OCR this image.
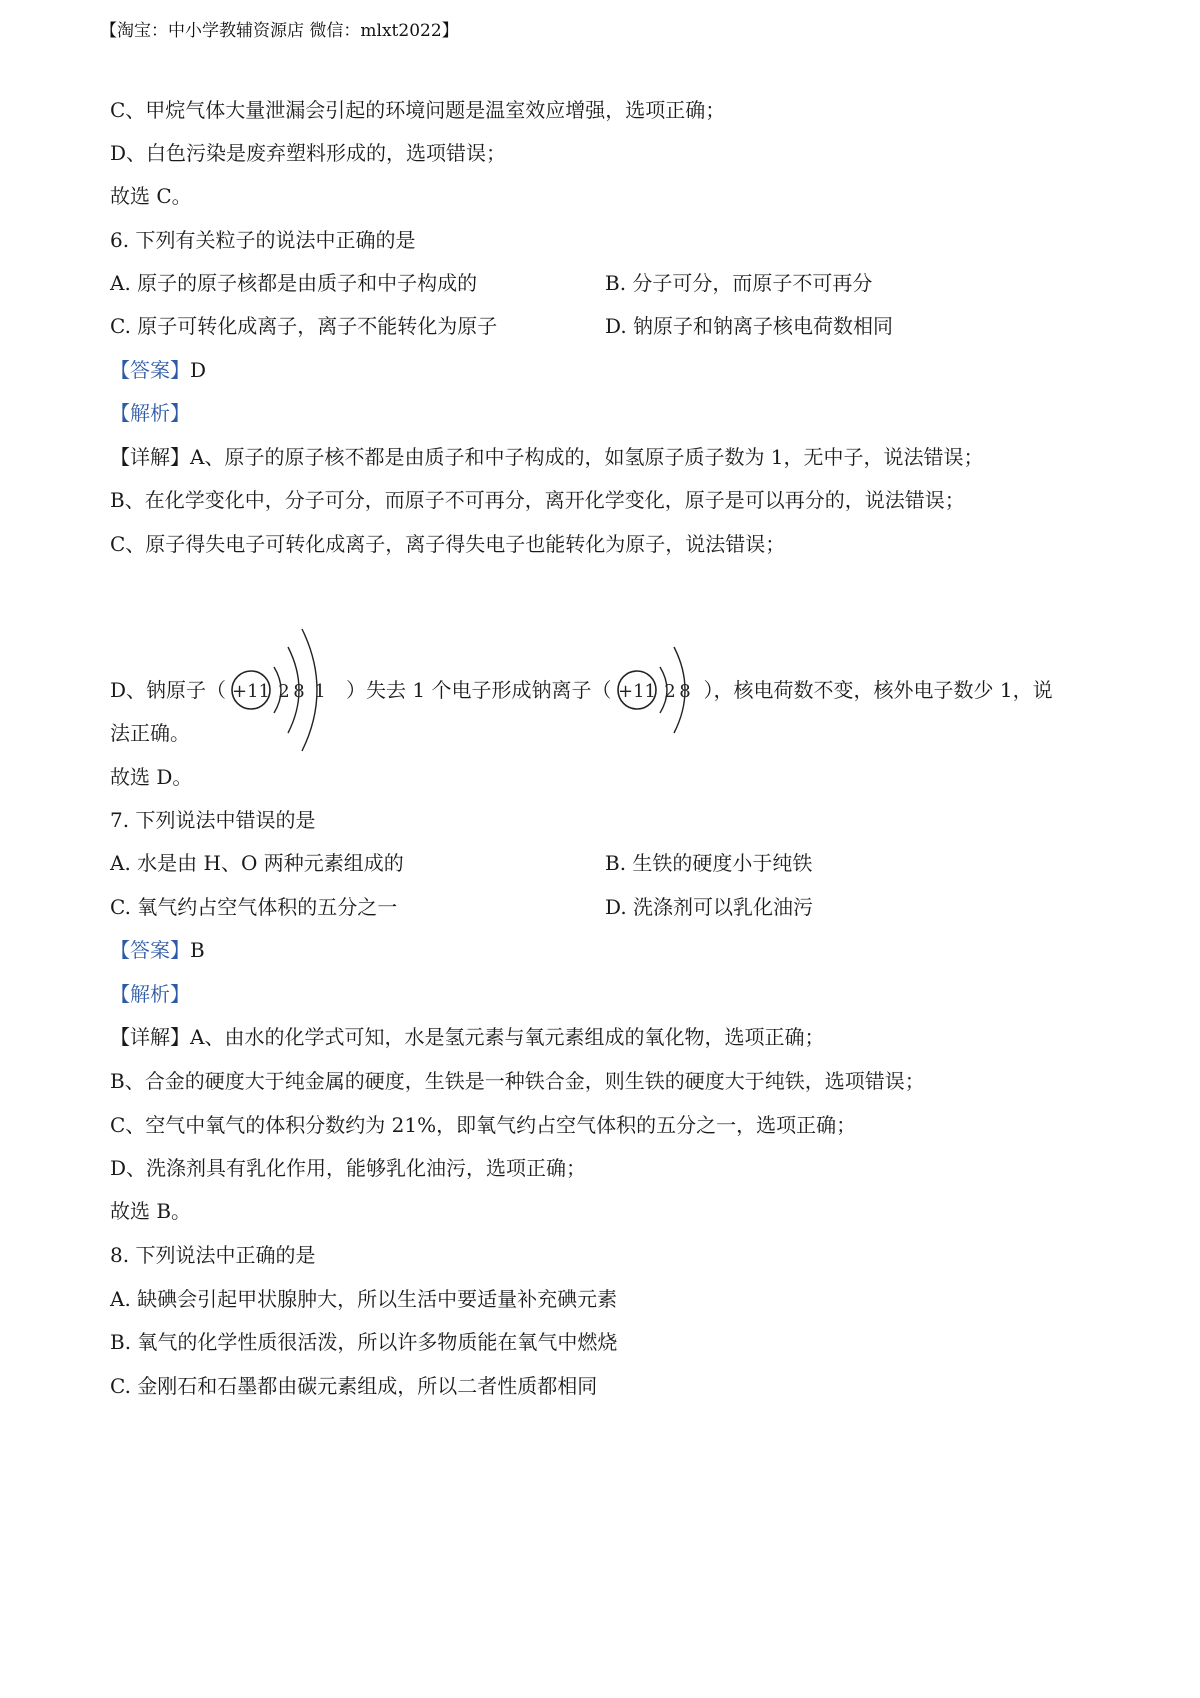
【淘宝：中小学教辅资源店 微信：mlxt2022】
C、甲烷气体大量泄漏会引起的环境问题是温室效应增强，选项正确；
D、白色污染是废弃塑料形成的，选项错误；
故选 C。
6. 下列有关粒子的说法中正确的是
A. 原子的原子核都是由质子和中子构成的	B. 分子可分，而原子不可再分
C. 原子可转化成离子，离子不能转化为原子	D. 钠原子和钠离子核电荷数相同
【答案】D
【解析】
【详解】A、原子的原子核不都是由质子和中子构成的，如氢原子质子数为 1，无中子，说法错误；
B、在化学变化中，分子可分，而原子不可再分，离开化学变化，原子是可以再分的，说法错误；
C、原子得失电子可转化成离子，离子得失电子也能转化为原子，说法错误；
D、钠原子（ +11 2 8 1 ）失去 1 个电子形成钠离子（ +11 2 8 ），核电荷数不变，核外电子数少 1，说
法正确。
故选 D。
7. 下列说法中错误的是
A. 水是由 H、O 两种元素组成的	B. 生铁的硬度小于纯铁
C. 氧气约占空气体积的五分之一	D. 洗涤剂可以乳化油污
【答案】B
【解析】
【详解】A、由水的化学式可知，水是氢元素与氧元素组成的氧化物，选项正确；
B、合金的硬度大于纯金属的硬度，生铁是一种铁合金，则生铁的硬度大于纯铁，选项错误；
C、空气中氧气的体积分数约为 21%，即氧气约占空气体积的五分之一，选项正确；
D、洗涤剂具有乳化作用，能够乳化油污，选项正确；
故选 B。
8. 下列说法中正确的是
A. 缺碘会引起甲状腺肿大，所以生活中要适量补充碘元素
B. 氧气的化学性质很活泼，所以许多物质能在氧气中燃烧
C. 金刚石和石墨都由碳元素组成，所以二者性质都相同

* * * *

Copy the whole of the material above exactly, but not its images.

COMPLETE ANSWER>
OCR this image.
【淘宝：中小学教辅资源店 微信：mlxt2022】
C、甲烷气体大量泄漏会引起的环境问题是温室效应增强，选项正确；
D、白色污染是废弃塑料形成的，选项错误；
故选 C。
6. 下列有关粒子的说法中正确的是
A. 原子的原子核都是由质子和中子构成的	B. 分子可分，而原子不可再分
C. 原子可转化成离子，离子不能转化为原子	D. 钠原子和钠离子核电荷数相同
【答案】D
【解析】
【详解】A、原子的原子核不都是由质子和中子构成的，如氢原子质子数为 1，无中子，说法错误；
B、在化学变化中，分子可分，而原子不可再分，离开化学变化，原子是可以再分的，说法错误；
C、原子得失电子可转化成离子，离子得失电子也能转化为原子，说法错误；
D、钠原子（ +11 2 8 1 ）失去 1 个电子形成钠离子（ +11 2 8 ），核电荷数不变，核外电子数少 1，说
法正确。
故选 D。
7. 下列说法中错误的是
A. 水是由 H、O 两种元素组成的	B. 生铁的硬度小于纯铁
C. 氧气约占空气体积的五分之一	D. 洗涤剂可以乳化油污
【答案】B
【解析】
【详解】A、由水的化学式可知，水是氢元素与氧元素组成的氧化物，选项正确；
B、合金的硬度大于纯金属的硬度，生铁是一种铁合金，则生铁的硬度大于纯铁，选项错误；
C、空气中氧气的体积分数约为 21%，即氧气约占空气体积的五分之一，选项正确；
D、洗涤剂具有乳化作用，能够乳化油污，选项正确；
故选 B。
8. 下列说法中正确的是
A. 缺碘会引起甲状腺肿大，所以生活中要适量补充碘元素
B. 氧气的化学性质很活泼，所以许多物质能在氧气中燃烧
C. 金刚石和石墨都由碳元素组成，所以二者性质都相同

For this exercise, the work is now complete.